Records excerpted from a collection:
+++

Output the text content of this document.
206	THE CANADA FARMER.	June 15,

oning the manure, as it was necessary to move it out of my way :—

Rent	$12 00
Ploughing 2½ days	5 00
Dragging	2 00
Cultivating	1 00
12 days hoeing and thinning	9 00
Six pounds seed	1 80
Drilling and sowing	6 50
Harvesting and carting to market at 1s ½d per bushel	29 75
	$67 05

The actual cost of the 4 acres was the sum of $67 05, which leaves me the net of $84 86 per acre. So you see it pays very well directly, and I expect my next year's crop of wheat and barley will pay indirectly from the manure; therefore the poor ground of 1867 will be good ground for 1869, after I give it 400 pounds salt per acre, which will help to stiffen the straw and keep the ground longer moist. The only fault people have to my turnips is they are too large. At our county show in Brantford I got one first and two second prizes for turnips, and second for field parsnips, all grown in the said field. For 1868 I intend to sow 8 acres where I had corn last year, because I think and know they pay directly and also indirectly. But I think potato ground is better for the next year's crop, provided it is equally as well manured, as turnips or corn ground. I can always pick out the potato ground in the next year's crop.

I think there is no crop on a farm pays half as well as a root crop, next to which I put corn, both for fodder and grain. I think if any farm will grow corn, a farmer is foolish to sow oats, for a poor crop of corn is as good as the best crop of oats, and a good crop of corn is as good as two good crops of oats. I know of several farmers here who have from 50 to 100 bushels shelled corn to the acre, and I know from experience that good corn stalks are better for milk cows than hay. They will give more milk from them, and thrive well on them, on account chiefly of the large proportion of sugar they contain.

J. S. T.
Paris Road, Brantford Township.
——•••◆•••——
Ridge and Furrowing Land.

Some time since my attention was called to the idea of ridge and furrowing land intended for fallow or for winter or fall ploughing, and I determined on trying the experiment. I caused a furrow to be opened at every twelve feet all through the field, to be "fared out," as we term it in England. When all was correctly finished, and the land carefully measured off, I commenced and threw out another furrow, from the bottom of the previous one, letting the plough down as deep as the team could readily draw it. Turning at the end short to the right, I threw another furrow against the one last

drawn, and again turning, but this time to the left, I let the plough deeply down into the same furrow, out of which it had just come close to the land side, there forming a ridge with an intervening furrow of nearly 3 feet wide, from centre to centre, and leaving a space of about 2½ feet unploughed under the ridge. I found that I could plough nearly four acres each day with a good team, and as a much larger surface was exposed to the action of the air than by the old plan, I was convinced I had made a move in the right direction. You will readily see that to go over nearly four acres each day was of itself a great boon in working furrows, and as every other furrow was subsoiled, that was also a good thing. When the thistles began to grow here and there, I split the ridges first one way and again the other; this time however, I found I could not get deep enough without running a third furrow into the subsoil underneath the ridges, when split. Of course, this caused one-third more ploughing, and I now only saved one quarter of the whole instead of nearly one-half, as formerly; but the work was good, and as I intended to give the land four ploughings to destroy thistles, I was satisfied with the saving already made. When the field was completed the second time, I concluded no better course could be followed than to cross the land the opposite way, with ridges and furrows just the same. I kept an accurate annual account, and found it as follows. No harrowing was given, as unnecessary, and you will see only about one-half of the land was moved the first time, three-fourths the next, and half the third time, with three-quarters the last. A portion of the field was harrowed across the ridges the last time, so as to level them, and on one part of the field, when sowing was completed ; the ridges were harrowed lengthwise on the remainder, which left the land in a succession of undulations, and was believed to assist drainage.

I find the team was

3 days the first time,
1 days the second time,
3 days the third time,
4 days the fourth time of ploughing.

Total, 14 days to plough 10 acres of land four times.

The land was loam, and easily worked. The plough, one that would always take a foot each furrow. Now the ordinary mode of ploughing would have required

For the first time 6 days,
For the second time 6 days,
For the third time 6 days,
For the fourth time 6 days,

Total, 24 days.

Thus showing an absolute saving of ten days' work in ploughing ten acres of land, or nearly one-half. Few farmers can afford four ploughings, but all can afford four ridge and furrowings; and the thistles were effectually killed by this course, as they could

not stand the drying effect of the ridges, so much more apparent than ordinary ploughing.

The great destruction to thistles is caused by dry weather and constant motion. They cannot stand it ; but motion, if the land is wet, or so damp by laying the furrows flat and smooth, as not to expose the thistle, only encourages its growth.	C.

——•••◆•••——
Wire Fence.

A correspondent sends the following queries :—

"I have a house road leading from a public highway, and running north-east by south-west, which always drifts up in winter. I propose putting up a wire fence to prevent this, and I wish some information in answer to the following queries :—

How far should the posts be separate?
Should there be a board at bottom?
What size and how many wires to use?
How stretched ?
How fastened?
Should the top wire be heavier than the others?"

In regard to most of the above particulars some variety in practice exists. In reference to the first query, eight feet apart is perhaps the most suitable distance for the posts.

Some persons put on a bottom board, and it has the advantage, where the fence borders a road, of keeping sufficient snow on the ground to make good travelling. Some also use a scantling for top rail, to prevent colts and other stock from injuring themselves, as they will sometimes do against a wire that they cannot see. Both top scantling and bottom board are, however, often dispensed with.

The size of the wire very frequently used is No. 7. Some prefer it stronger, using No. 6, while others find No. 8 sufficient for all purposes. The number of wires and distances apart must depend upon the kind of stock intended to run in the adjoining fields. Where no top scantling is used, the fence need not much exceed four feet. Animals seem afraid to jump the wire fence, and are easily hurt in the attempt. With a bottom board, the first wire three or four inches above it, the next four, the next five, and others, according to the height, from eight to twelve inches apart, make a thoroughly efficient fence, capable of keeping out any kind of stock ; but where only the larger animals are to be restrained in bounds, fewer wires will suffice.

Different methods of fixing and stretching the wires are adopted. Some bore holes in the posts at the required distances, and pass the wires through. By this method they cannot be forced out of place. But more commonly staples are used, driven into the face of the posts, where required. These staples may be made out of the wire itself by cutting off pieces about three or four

+++

• **What is being asked**
From the records above, pick out and copy each line holding the word "easily".

• **Final result**
The land was loam, and easily worked. The plough, one that would always take a foot each furrow. Now the ordinary mode of ploughing would have required
The size of the wire very frequently used is No. 7. Some prefer it stronger, using No. 6, while others find No. 8 sufficient for all purposes. The number of wires and distances apart must depend upon the kind of stock intended to run in the adjoining fields. Where no top scantling is used, the fence need not much exceed four feet. Animals seem afraid to jump the wire fence, and are easily hurt in the attempt. With a bottom board, the first wire three or four inches above it, the next four, the next five, and others, according to the height, from eight to twelve inches apart, make a thoroughly efficient fence, capable of keeping out any kind of stock ; but where only the larger animals are to be restrained in bounds, fewer wires will suffice.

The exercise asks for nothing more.